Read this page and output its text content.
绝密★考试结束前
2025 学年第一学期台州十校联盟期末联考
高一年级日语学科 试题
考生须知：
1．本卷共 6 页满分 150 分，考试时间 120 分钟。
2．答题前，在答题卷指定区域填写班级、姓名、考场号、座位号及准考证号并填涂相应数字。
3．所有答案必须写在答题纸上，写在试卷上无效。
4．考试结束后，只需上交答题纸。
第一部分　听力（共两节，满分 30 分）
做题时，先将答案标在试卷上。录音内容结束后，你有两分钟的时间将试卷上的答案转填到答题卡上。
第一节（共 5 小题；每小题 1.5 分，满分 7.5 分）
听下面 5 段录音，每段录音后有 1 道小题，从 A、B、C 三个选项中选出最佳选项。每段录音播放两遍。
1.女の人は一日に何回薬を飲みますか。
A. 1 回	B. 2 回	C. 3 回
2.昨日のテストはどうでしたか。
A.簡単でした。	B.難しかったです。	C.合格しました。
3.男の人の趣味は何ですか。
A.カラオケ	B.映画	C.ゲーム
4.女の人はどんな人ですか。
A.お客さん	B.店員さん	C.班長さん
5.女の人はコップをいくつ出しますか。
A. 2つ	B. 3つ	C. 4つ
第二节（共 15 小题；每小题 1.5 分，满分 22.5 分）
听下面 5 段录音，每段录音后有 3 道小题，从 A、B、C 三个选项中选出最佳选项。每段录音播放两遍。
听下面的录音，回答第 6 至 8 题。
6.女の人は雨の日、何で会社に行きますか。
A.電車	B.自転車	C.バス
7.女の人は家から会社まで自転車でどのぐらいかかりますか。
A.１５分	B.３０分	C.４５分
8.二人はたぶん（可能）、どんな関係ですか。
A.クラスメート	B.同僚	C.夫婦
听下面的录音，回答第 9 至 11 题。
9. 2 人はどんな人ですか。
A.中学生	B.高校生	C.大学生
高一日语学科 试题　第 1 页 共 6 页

WHAT IS ASKED: From the material, report only how many lines include the word "三个选项中选出最佳选项".

REPLY: 2